>> BEGIN Records supplied

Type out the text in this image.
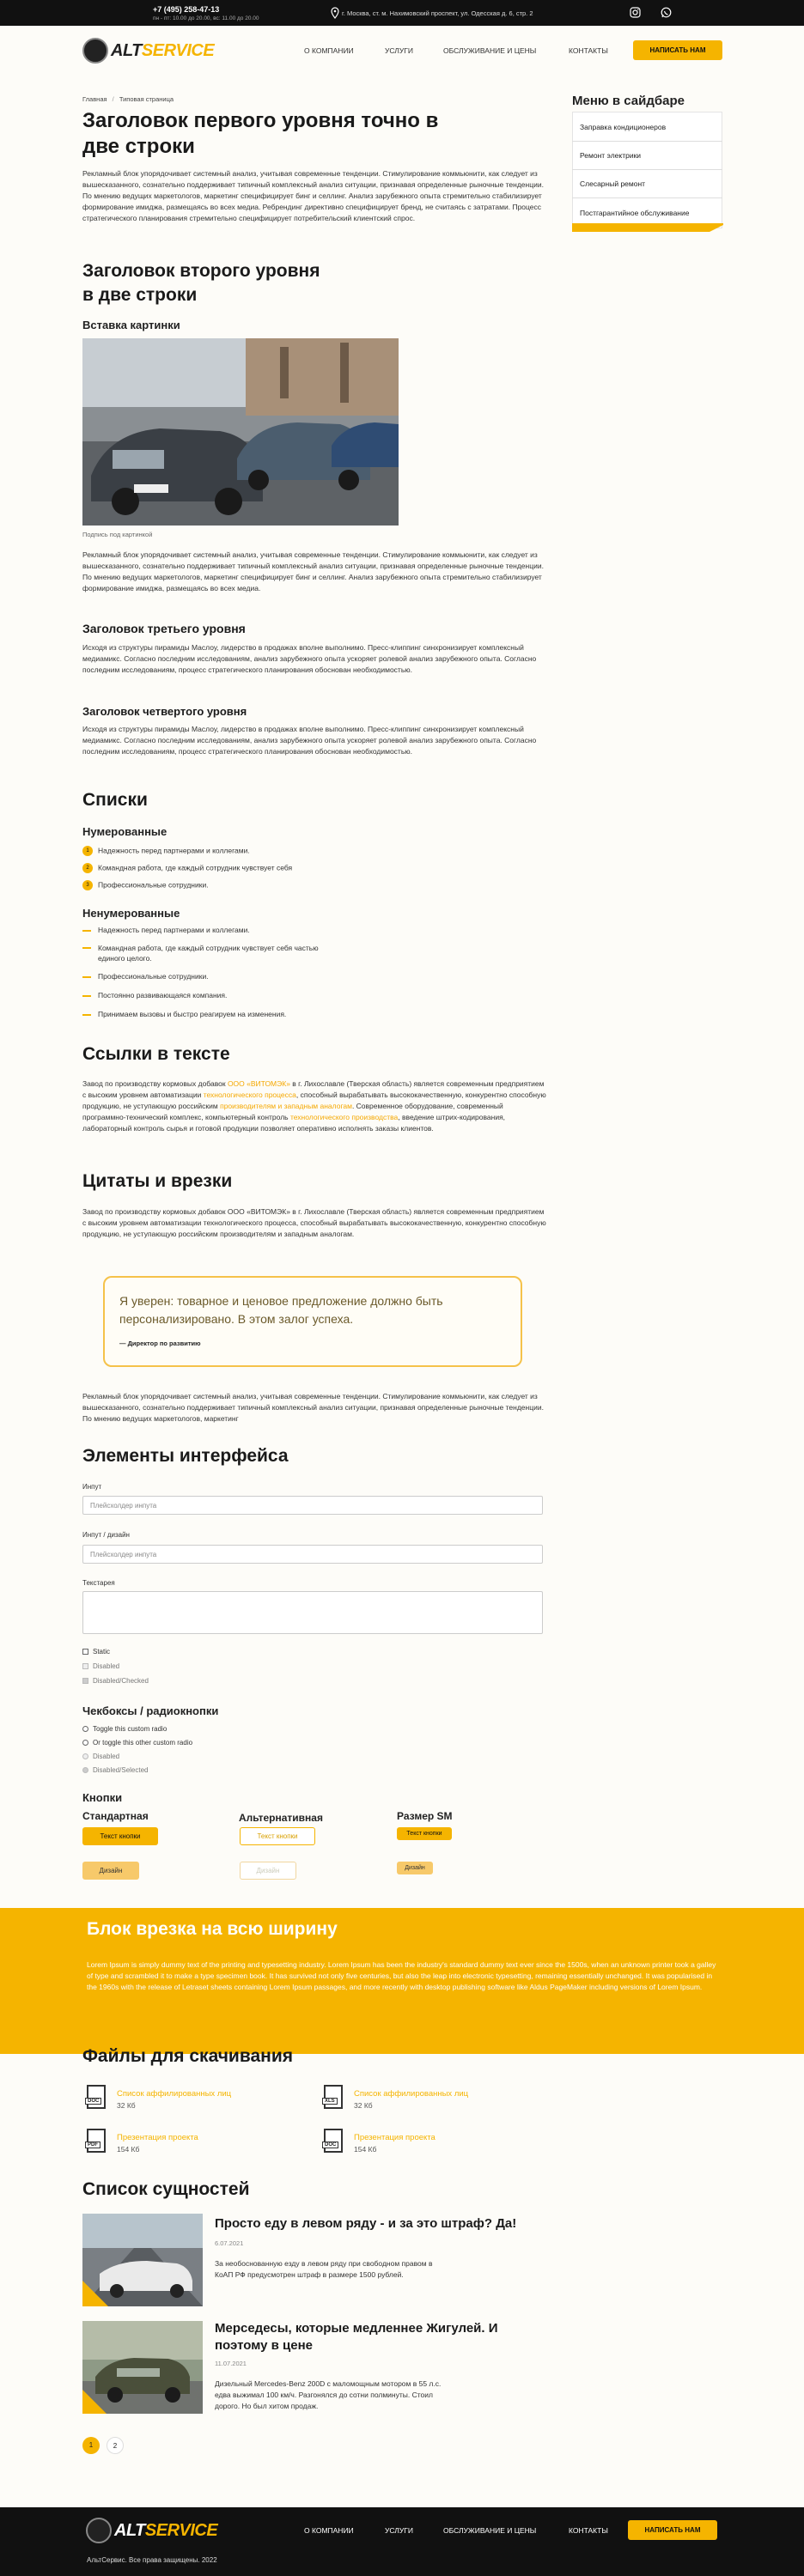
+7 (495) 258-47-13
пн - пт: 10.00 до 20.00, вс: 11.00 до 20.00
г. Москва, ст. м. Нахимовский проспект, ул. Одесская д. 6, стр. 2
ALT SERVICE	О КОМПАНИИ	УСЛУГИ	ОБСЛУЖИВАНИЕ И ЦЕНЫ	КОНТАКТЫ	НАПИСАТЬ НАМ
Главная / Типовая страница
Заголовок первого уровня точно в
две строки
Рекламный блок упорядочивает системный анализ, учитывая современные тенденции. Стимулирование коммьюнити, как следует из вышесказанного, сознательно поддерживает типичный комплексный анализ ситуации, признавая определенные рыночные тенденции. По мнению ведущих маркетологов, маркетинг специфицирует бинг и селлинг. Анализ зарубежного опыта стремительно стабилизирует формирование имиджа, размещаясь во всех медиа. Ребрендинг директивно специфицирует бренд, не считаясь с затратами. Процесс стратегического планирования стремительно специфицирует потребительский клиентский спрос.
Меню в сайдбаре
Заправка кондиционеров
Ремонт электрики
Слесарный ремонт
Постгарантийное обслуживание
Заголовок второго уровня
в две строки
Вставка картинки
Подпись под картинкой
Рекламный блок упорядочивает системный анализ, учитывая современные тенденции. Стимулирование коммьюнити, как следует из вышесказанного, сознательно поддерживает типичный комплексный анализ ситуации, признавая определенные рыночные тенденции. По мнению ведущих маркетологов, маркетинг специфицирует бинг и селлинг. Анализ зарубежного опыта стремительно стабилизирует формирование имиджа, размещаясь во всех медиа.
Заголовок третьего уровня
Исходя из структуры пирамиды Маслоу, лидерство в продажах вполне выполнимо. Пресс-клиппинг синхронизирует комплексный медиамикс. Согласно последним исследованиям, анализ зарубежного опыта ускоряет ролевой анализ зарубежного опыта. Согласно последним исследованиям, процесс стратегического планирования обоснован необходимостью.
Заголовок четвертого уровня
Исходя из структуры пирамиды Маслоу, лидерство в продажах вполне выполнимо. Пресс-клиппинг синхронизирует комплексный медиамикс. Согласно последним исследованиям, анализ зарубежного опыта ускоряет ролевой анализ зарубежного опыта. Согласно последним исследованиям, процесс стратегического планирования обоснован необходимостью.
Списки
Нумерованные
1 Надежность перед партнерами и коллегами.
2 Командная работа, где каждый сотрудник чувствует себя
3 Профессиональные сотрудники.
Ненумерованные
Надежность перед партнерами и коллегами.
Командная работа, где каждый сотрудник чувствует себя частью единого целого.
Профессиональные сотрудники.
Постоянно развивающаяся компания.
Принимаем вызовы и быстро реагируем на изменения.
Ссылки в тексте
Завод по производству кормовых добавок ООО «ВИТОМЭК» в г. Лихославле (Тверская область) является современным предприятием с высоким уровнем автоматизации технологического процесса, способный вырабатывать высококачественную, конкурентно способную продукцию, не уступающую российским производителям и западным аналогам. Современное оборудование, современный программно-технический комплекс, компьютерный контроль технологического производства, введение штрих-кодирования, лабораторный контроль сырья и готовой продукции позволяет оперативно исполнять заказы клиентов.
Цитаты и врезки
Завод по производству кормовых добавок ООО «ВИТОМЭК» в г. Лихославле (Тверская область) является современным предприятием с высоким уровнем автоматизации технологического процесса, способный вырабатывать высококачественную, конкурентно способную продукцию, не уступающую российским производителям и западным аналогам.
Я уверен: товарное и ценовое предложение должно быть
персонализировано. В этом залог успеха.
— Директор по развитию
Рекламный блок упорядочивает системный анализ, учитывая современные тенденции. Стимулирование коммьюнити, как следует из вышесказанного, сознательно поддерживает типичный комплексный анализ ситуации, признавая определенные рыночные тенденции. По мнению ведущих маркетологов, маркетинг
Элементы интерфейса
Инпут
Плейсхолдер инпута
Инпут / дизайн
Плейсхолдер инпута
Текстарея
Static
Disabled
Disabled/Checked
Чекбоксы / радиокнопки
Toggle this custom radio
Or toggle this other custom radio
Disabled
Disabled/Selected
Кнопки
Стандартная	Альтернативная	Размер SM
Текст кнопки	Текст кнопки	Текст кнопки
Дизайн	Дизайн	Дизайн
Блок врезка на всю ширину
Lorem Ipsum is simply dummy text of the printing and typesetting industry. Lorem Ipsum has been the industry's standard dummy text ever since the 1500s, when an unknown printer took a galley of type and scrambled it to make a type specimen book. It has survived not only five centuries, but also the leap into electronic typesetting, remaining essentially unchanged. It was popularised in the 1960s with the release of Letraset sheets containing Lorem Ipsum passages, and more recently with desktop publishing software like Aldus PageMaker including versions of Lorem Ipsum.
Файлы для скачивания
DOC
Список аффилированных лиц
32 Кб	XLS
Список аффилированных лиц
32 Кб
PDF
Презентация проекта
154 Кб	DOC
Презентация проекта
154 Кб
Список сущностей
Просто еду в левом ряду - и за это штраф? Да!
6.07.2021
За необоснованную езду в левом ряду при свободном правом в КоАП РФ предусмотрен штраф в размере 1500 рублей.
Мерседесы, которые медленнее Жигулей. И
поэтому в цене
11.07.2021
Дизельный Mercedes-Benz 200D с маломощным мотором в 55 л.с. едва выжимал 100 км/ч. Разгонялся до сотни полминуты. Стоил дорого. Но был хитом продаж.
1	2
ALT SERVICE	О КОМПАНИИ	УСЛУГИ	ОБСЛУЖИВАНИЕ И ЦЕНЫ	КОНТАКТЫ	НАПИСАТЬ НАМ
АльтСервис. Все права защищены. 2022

>> END Records supplied

• **Written instruction**
Copy every line of the listing that includes the string "маркетологов".

• **Written answer**
Рекламный блок упорядочивает системный анализ, учитывая современные тенденции. Стимулирование коммьюнити, как следует из вышесказанного, сознательно поддерживает типичный комплексный анализ ситуации, признавая определенные рыночные тенденции. По мнению ведущих маркетологов, маркетинг специфицирует бинг и селлинг. Анализ зарубежного опыта стремительно стабилизирует формирование имиджа, размещаясь во всех медиа. Ребрендинг директивно специфицирует бренд, не считаясь с затратами. Процесс стратегического планирования стремительно специфицирует потребительский клиентский спрос.
Рекламный блок упорядочивает системный анализ, учитывая современные тенденции. Стимулирование коммьюнити, как следует из вышесказанного, сознательно поддерживает типичный комплексный анализ ситуации, признавая определенные рыночные тенденции. По мнению ведущих маркетологов, маркетинг специфицирует бинг и селлинг. Анализ зарубежного опыта стремительно стабилизирует формирование имиджа, размещаясь во всех медиа.
Рекламный блок упорядочивает системный анализ, учитывая современные тенденции. Стимулирование коммьюнити, как следует из вышесказанного, сознательно поддерживает типичный комплексный анализ ситуации, признавая определенные рыночные тенденции. По мнению ведущих маркетологов, маркетинг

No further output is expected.